▶ **Provided entries**:
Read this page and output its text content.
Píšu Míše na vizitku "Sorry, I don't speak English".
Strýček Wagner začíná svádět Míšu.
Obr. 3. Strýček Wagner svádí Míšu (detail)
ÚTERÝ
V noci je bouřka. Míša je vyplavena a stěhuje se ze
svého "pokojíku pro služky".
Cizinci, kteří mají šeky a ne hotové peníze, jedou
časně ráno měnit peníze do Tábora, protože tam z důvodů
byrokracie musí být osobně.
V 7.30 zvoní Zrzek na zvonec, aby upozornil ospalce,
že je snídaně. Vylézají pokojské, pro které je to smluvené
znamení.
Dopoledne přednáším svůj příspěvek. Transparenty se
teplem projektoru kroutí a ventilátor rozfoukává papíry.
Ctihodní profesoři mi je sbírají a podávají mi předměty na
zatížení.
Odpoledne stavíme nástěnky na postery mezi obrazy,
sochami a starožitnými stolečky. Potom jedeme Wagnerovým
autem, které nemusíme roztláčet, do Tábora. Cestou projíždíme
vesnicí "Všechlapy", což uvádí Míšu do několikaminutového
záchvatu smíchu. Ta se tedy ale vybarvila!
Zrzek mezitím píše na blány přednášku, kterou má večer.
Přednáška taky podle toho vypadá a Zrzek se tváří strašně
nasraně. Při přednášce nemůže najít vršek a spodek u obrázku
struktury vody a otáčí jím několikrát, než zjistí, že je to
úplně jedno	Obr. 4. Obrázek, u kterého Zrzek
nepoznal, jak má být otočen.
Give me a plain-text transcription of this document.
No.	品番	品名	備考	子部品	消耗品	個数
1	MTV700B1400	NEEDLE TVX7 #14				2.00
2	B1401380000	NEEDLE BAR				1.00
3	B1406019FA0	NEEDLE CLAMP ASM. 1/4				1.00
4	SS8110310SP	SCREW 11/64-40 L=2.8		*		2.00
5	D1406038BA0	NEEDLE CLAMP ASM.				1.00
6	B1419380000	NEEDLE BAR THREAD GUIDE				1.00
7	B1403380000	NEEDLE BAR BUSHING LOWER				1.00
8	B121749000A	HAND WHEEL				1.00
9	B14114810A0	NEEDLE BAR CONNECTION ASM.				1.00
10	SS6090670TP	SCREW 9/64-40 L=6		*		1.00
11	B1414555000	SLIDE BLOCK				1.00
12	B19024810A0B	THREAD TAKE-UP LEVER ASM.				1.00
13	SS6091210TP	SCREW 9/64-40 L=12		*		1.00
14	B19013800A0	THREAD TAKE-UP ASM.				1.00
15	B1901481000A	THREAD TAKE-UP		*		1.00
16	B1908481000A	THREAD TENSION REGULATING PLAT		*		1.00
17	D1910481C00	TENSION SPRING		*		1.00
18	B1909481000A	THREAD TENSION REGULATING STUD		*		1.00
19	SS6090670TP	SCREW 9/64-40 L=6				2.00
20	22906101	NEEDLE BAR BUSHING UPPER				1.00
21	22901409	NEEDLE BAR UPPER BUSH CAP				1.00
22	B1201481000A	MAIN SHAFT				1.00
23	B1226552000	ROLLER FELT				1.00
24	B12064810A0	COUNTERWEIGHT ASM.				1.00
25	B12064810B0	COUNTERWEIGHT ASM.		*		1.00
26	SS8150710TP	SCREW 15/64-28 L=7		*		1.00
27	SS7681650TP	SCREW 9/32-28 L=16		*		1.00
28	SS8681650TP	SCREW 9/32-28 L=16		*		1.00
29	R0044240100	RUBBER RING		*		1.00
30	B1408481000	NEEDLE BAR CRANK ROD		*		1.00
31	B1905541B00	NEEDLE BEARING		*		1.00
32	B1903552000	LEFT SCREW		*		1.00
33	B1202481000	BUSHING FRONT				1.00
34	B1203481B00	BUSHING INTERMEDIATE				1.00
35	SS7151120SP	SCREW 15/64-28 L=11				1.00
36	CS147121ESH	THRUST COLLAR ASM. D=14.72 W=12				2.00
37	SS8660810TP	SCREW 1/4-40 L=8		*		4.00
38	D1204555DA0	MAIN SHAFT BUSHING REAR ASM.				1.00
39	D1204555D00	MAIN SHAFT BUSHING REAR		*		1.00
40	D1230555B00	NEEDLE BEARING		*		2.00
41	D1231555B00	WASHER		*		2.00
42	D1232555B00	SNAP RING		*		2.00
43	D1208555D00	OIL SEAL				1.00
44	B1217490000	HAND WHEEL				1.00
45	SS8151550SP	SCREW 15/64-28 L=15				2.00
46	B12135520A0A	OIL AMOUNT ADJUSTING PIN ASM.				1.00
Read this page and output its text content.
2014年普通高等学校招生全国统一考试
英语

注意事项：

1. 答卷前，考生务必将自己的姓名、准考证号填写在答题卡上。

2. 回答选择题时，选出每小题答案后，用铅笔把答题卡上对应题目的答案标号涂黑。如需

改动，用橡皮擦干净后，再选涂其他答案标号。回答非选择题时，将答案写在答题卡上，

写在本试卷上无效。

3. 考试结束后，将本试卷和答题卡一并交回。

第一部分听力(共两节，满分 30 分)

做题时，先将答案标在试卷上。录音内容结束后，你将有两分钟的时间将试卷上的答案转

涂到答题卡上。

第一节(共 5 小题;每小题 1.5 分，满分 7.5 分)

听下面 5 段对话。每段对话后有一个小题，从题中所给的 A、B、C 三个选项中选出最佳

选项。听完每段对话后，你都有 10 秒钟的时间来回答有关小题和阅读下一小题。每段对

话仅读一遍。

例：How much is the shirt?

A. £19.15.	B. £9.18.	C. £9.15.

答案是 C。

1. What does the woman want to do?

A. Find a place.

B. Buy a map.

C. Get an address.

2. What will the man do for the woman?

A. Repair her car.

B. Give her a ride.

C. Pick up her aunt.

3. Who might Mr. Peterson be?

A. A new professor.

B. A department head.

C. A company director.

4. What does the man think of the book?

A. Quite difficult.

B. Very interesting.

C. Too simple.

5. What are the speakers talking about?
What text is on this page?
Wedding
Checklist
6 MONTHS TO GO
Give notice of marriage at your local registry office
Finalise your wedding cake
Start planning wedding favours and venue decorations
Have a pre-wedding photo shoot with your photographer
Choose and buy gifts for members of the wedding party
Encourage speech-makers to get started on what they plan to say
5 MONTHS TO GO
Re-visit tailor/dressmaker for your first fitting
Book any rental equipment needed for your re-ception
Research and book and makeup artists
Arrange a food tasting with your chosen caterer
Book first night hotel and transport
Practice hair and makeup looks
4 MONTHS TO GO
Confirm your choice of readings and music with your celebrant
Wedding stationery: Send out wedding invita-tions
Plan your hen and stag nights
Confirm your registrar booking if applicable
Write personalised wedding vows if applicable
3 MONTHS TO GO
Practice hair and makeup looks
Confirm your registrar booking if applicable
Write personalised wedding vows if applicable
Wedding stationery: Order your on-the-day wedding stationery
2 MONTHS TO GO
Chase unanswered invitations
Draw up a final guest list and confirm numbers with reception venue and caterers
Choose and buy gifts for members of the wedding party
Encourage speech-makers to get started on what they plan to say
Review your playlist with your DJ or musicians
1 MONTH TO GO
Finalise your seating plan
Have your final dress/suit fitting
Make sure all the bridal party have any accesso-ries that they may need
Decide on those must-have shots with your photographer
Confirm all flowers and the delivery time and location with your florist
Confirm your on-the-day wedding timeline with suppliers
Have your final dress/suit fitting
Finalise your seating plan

▶ **Aim of the exercise**:
Restate the whole listing exactly.

▶ **Worked solution**:
Read this page and output its text content.
Píšu Míše na vizitku "Sorry, I don't speak English".
Strýček Wagner začíná svádět Míšu.
Obr. 3. Strýček Wagner svádí Míšu (detail)
ÚTERÝ
V noci je bouřka. Míša je vyplavena a stěhuje se ze
svého "pokojíku pro služky".
Cizinci, kteří mají šeky a ne hotové peníze, jedou
časně ráno měnit peníze do Tábora, protože tam z důvodů
byrokracie musí být osobně.
V 7.30 zvoní Zrzek na zvonec, aby upozornil ospalce,
že je snídaně. Vylézají pokojské, pro které je to smluvené
znamení.
Dopoledne přednáším svůj příspěvek. Transparenty se
teplem projektoru kroutí a ventilátor rozfoukává papíry.
Ctihodní profesoři mi je sbírají a podávají mi předměty na
zatížení.
Odpoledne stavíme nástěnky na postery mezi obrazy,
sochami a starožitnými stolečky. Potom jedeme Wagnerovým
autem, které nemusíme roztláčet, do Tábora. Cestou projíždíme
vesnicí "Všechlapy", což uvádí Míšu do několikaminutového
záchvatu smíchu. Ta se tedy ale vybarvila!
Zrzek mezitím píše na blány přednášku, kterou má večer.
Přednáška taky podle toho vypadá a Zrzek se tváří strašně
nasraně. Při přednášce nemůže najít vršek a spodek u obrázku
struktury vody a otáčí jím několikrát, než zjistí, že je to
úplně jedno	Obr. 4. Obrázek, u kterého Zrzek
nepoznal, jak má být otočen.
Give me a plain-text transcription of this document.
No.	品番	品名	備考	子部品	消耗品	個数
1	MTV700B1400	NEEDLE TVX7 #14				2.00
2	B1401380000	NEEDLE BAR				1.00
3	B1406019FA0	NEEDLE CLAMP ASM. 1/4				1.00
4	SS8110310SP	SCREW 11/64-40 L=2.8		*		2.00
5	D1406038BA0	NEEDLE CLAMP ASM.				1.00
6	B1419380000	NEEDLE BAR THREAD GUIDE				1.00
7	B1403380000	NEEDLE BAR BUSHING LOWER				1.00
8	B121749000A	HAND WHEEL				1.00
9	B14114810A0	NEEDLE BAR CONNECTION ASM.				1.00
10	SS6090670TP	SCREW 9/64-40 L=6		*		1.00
11	B1414555000	SLIDE BLOCK				1.00
12	B19024810A0B	THREAD TAKE-UP LEVER ASM.				1.00
13	SS6091210TP	SCREW 9/64-40 L=12		*		1.00
14	B19013800A0	THREAD TAKE-UP ASM.				1.00
15	B1901481000A	THREAD TAKE-UP		*		1.00
16	B1908481000A	THREAD TENSION REGULATING PLAT		*		1.00
17	D1910481C00	TENSION SPRING		*		1.00
18	B1909481000A	THREAD TENSION REGULATING STUD		*		1.00
19	SS6090670TP	SCREW 9/64-40 L=6				2.00
20	22906101	NEEDLE BAR BUSHING UPPER				1.00
21	22901409	NEEDLE BAR UPPER BUSH CAP				1.00
22	B1201481000A	MAIN SHAFT				1.00
23	B1226552000	ROLLER FELT				1.00
24	B12064810A0	COUNTERWEIGHT ASM.				1.00
25	B12064810B0	COUNTERWEIGHT ASM.		*		1.00
26	SS8150710TP	SCREW 15/64-28 L=7		*		1.00
27	SS7681650TP	SCREW 9/32-28 L=16		*		1.00
28	SS8681650TP	SCREW 9/32-28 L=16		*		1.00
29	R0044240100	RUBBER RING		*		1.00
30	B1408481000	NEEDLE BAR CRANK ROD		*		1.00
31	B1905541B00	NEEDLE BEARING		*		1.00
32	B1903552000	LEFT SCREW		*		1.00
33	B1202481000	BUSHING FRONT				1.00
34	B1203481B00	BUSHING INTERMEDIATE				1.00
35	SS7151120SP	SCREW 15/64-28 L=11				1.00
36	CS147121ESH	THRUST COLLAR ASM. D=14.72 W=12				2.00
37	SS8660810TP	SCREW 1/4-40 L=8		*		4.00
38	D1204555DA0	MAIN SHAFT BUSHING REAR ASM.				1.00
39	D1204555D00	MAIN SHAFT BUSHING REAR		*		1.00
40	D1230555B00	NEEDLE BEARING		*		2.00
41	D1231555B00	WASHER		*		2.00
42	D1232555B00	SNAP RING		*		2.00
43	D1208555D00	OIL SEAL				1.00
44	B1217490000	HAND WHEEL				1.00
45	SS8151550SP	SCREW 15/64-28 L=15				2.00
46	B12135520A0A	OIL AMOUNT ADJUSTING PIN ASM.				1.00
Read this page and output its text content.
2014年普通高等学校招生全国统一考试
英语

注意事项：

1. 答卷前，考生务必将自己的姓名、准考证号填写在答题卡上。

2. 回答选择题时，选出每小题答案后，用铅笔把答题卡上对应题目的答案标号涂黑。如需

改动，用橡皮擦干净后，再选涂其他答案标号。回答非选择题时，将答案写在答题卡上，

写在本试卷上无效。

3. 考试结束后，将本试卷和答题卡一并交回。

第一部分听力(共两节，满分 30 分)

做题时，先将答案标在试卷上。录音内容结束后，你将有两分钟的时间将试卷上的答案转

涂到答题卡上。

第一节(共 5 小题;每小题 1.5 分，满分 7.5 分)

听下面 5 段对话。每段对话后有一个小题，从题中所给的 A、B、C 三个选项中选出最佳

选项。听完每段对话后，你都有 10 秒钟的时间来回答有关小题和阅读下一小题。每段对

话仅读一遍。

例：How much is the shirt?

A. £19.15.	B. £9.18.	C. £9.15.

答案是 C。

1. What does the woman want to do?

A. Find a place.

B. Buy a map.

C. Get an address.

2. What will the man do for the woman?

A. Repair her car.

B. Give her a ride.

C. Pick up her aunt.

3. Who might Mr. Peterson be?

A. A new professor.

B. A department head.

C. A company director.

4. What does the man think of the book?

A. Quite difficult.

B. Very interesting.

C. Too simple.

5. What are the speakers talking about?
What text is on this page?
Wedding
Checklist
6 MONTHS TO GO
Give notice of marriage at your local registry office
Finalise your wedding cake
Start planning wedding favours and venue decorations
Have a pre-wedding photo shoot with your photographer
Choose and buy gifts for members of the wedding party
Encourage speech-makers to get started on what they plan to say
5 MONTHS TO GO
Re-visit tailor/dressmaker for your first fitting
Book any rental equipment needed for your re-ception
Research and book and makeup artists
Arrange a food tasting with your chosen caterer
Book first night hotel and transport
Practice hair and makeup looks
4 MONTHS TO GO
Confirm your choice of readings and music with your celebrant
Wedding stationery: Send out wedding invita-tions
Plan your hen and stag nights
Confirm your registrar booking if applicable
Write personalised wedding vows if applicable
3 MONTHS TO GO
Practice hair and makeup looks
Confirm your registrar booking if applicable
Write personalised wedding vows if applicable
Wedding stationery: Order your on-the-day wedding stationery
2 MONTHS TO GO
Chase unanswered invitations
Draw up a final guest list and confirm numbers with reception venue and caterers
Choose and buy gifts for members of the wedding party
Encourage speech-makers to get started on what they plan to say
Review your playlist with your DJ or musicians
1 MONTH TO GO
Finalise your seating plan
Have your final dress/suit fitting
Make sure all the bridal party have any accesso-ries that they may need
Decide on those must-have shots with your photographer
Confirm all flowers and the delivery time and location with your florist
Confirm your on-the-day wedding timeline with suppliers
Have your final dress/suit fitting
Finalise your seating plan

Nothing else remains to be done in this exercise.